• OBJECTIVE: Update the data below by replacing "Middle of" with "Center of" wherever it appears. Reproduce every line with nothing else changed.

• Stored data:

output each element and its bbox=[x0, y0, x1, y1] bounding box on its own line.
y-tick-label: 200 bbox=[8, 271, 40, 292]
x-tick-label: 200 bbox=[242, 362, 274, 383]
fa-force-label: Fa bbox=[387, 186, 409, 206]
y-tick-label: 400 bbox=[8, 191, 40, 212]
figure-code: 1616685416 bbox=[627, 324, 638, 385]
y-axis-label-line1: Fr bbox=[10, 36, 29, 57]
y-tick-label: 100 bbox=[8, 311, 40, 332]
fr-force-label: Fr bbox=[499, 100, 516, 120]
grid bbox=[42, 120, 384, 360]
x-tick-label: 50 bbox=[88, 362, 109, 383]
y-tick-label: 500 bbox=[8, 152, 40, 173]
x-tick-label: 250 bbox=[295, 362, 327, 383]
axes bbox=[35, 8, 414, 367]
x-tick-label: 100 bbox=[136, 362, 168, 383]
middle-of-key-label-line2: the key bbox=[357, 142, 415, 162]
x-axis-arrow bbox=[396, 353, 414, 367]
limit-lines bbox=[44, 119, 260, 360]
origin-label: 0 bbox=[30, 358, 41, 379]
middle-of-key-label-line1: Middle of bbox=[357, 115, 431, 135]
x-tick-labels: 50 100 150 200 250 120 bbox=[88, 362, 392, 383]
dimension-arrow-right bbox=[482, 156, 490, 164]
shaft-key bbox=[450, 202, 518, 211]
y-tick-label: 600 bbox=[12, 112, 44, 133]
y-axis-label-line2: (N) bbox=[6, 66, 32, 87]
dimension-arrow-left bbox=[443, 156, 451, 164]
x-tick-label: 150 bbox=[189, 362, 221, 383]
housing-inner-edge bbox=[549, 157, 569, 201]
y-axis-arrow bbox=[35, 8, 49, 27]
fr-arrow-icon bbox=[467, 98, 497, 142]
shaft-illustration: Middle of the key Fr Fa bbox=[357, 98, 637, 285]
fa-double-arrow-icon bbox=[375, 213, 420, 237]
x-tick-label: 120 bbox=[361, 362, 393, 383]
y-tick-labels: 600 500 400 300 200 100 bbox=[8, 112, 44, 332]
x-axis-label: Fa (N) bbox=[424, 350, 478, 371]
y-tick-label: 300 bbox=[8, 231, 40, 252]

• REPLY:
output each element and its bbox=[x0, y0, x1, y1] bounding box on its own line.
y-tick-label: 200 bbox=[8, 271, 40, 292]
x-tick-label: 200 bbox=[242, 362, 274, 383]
fa-force-label: Fa bbox=[387, 186, 409, 206]
y-tick-label: 400 bbox=[8, 191, 40, 212]
figure-code: 1616685416 bbox=[627, 324, 638, 385]
y-axis-label-line1: Fr bbox=[10, 36, 29, 57]
y-tick-label: 100 bbox=[8, 311, 40, 332]
fr-force-label: Fr bbox=[499, 100, 516, 120]
grid bbox=[42, 120, 384, 360]
x-tick-label: 50 bbox=[88, 362, 109, 383]
y-tick-label: 500 bbox=[8, 152, 40, 173]
x-tick-label: 250 bbox=[295, 362, 327, 383]
axes bbox=[35, 8, 414, 367]
x-tick-label: 100 bbox=[136, 362, 168, 383]
middle-of-key-label-line2: the key bbox=[357, 142, 415, 162]
x-axis-arrow bbox=[396, 353, 414, 367]
limit-lines bbox=[44, 119, 260, 360]
origin-label: 0 bbox=[30, 358, 41, 379]
middle-of-key-label-line1: Center of bbox=[357, 115, 431, 135]
x-tick-labels: 50 100 150 200 250 120 bbox=[88, 362, 392, 383]
dimension-arrow-right bbox=[482, 156, 490, 164]
shaft-key bbox=[450, 202, 518, 211]
y-tick-label: 600 bbox=[12, 112, 44, 133]
y-axis-label-line2: (N) bbox=[6, 66, 32, 87]
dimension-arrow-left bbox=[443, 156, 451, 164]
x-tick-label: 150 bbox=[189, 362, 221, 383]
housing-inner-edge bbox=[549, 157, 569, 201]
y-axis-arrow bbox=[35, 8, 49, 27]
fr-arrow-icon bbox=[467, 98, 497, 142]
shaft-illustration: Center of the key Fr Fa bbox=[357, 98, 637, 285]
fa-double-arrow-icon bbox=[375, 213, 420, 237]
x-tick-label: 120 bbox=[361, 362, 393, 383]
y-tick-labels: 600 500 400 300 200 100 bbox=[8, 112, 44, 332]
x-axis-label: Fa (N) bbox=[424, 350, 478, 371]
y-tick-label: 300 bbox=[8, 231, 40, 252]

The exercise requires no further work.